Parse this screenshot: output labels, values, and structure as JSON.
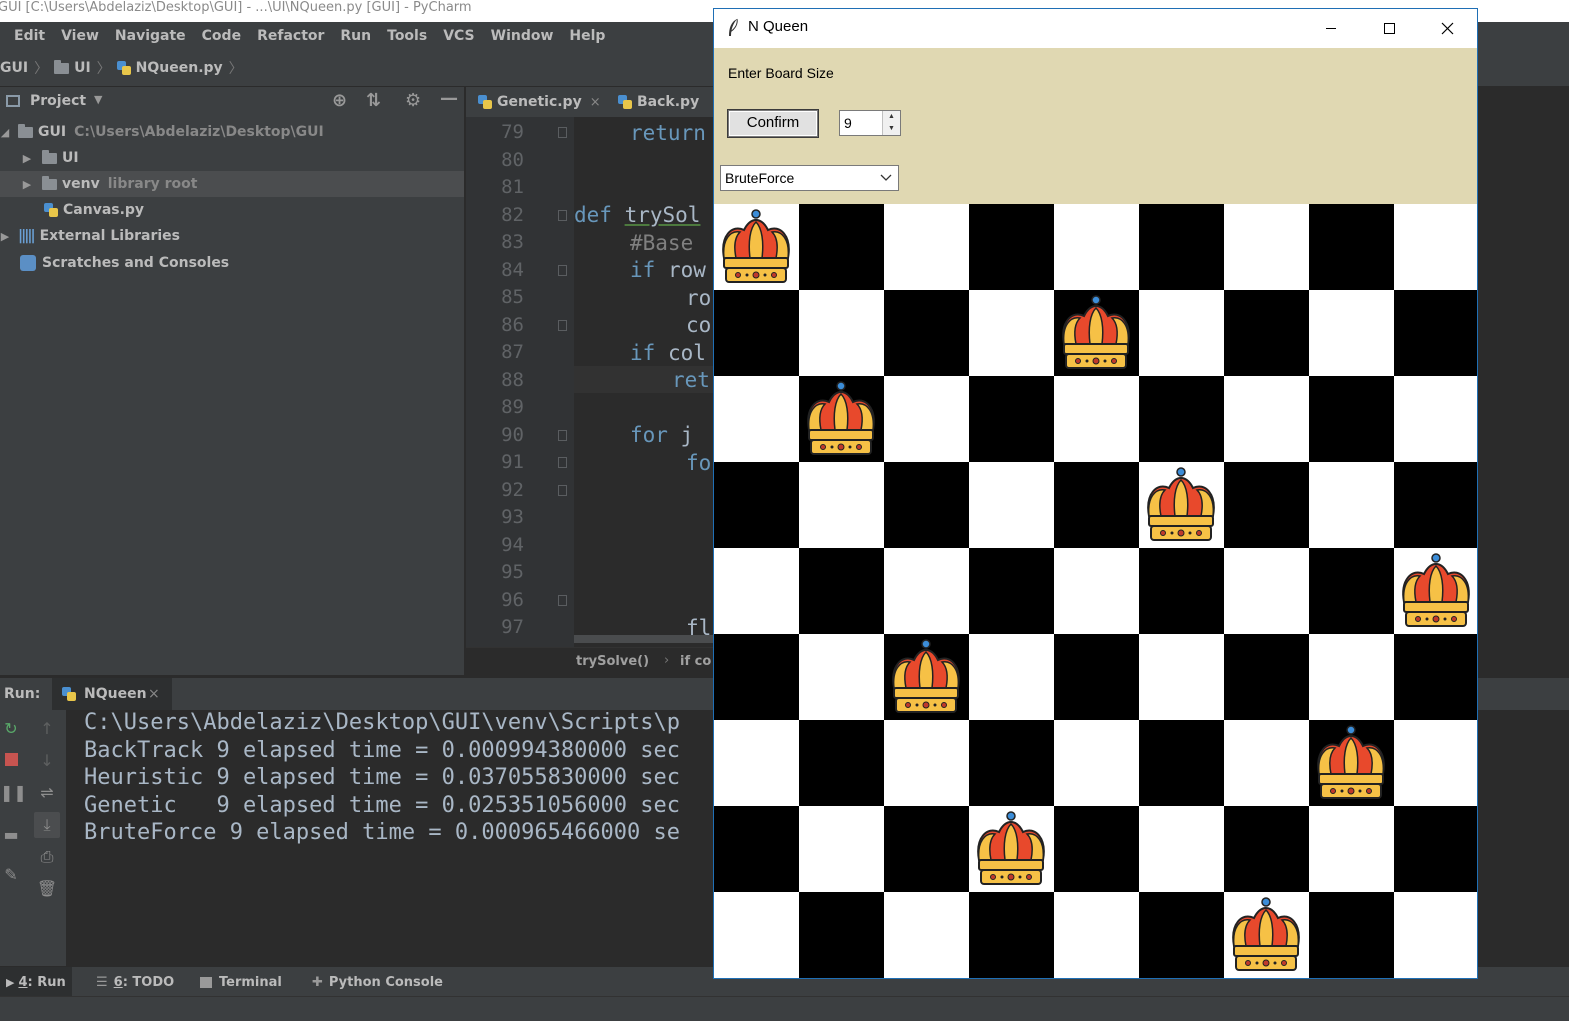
{
  "ide": {
    "window_title": "GUI [C:\\Users\\Abdelaziz\\Desktop\\GUI] - ...\\UI\\NQueen.py [GUI] - PyCharm",
    "menu": [
      "Edit",
      "View",
      "Navigate",
      "Code",
      "Refactor",
      "Run",
      "Tools",
      "VCS",
      "Window",
      "Help"
    ],
    "breadcrumb": [
      "GUI",
      "UI",
      "NQueen.py"
    ],
    "project_panel": {
      "title": "Project",
      "tree": [
        {
          "label": "GUI",
          "hint": "C:\\Users\\Abdelaziz\\Desktop\\GUI",
          "type": "folder"
        },
        {
          "label": "UI",
          "hint": "",
          "type": "folder"
        },
        {
          "label": "venv",
          "hint": "library root",
          "type": "folder"
        },
        {
          "label": "Canvas.py",
          "hint": "",
          "type": "python-file"
        },
        {
          "label": "External Libraries",
          "hint": "",
          "type": "library"
        },
        {
          "label": "Scratches and Consoles",
          "hint": "",
          "type": "scratch"
        }
      ]
    },
    "editor_tabs": [
      {
        "label": "Genetic.py",
        "close": "×"
      },
      {
        "label": "Back.py",
        "close": ""
      }
    ],
    "line_numbers": [
      "79",
      "80",
      "81",
      "82",
      "83",
      "84",
      "85",
      "86",
      "87",
      "88",
      "89",
      "90",
      "91",
      "92",
      "93",
      "94",
      "95",
      "96",
      "97"
    ],
    "code_lines": {
      "l79": "return",
      "l82_kw": "def",
      "l82_fn": "trySol",
      "l83": "#Base",
      "l84_kw": "if",
      "l84_rest": " row",
      "l85": "ro",
      "l86": "co",
      "l87_kw": "if",
      "l87_rest": " col",
      "l88": "ret",
      "l90_kw": "for",
      "l90_rest": " j",
      "l91": "fo",
      "l97": "fl"
    },
    "editor_status": [
      "trySolve()",
      "if co"
    ],
    "run": {
      "label": "Run:",
      "tab": "NQueen",
      "tab_close": "×",
      "console_lines": [
        "C:\\Users\\Abdelaziz\\Desktop\\GUI\\venv\\Scripts\\p",
        "BackTrack 9 elapsed time = 0.000994380000 sec",
        "Heuristic 9 elapsed time = 0.037055830000 sec",
        "Genetic   9 elapsed time = 0.025351056000 sec",
        "BruteForce 9 elapsed time = 0.000965466000 se"
      ]
    },
    "bottom_tabs": [
      {
        "num": "4",
        "label": ": Run"
      },
      {
        "num": "6",
        "label": ": TODO"
      },
      {
        "num": "",
        "label": "Terminal"
      },
      {
        "num": "",
        "label": "Python Console"
      }
    ]
  },
  "app": {
    "title": "N Queen",
    "board_size_label": "Enter Board Size",
    "confirm_label": "Confirm",
    "board_size_value": "9",
    "algorithm": "BruteForce",
    "board": {
      "size": 9,
      "queen_columns": [
        0,
        4,
        1,
        5,
        8,
        2,
        7,
        3,
        6
      ]
    }
  },
  "colors": {
    "ide_background": "#2b2b2b",
    "ide_panel": "#3c3f41",
    "control_panel": "#e0d8b2",
    "dark_square": "#000000",
    "light_square": "#ffffff",
    "crown_red": "#e8492c",
    "crown_gold": "#f6c146"
  }
}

* BRIEF
Answer with one number only: how many lines above contain the word "Abdelaziz".

* RIGHT ANSWER
3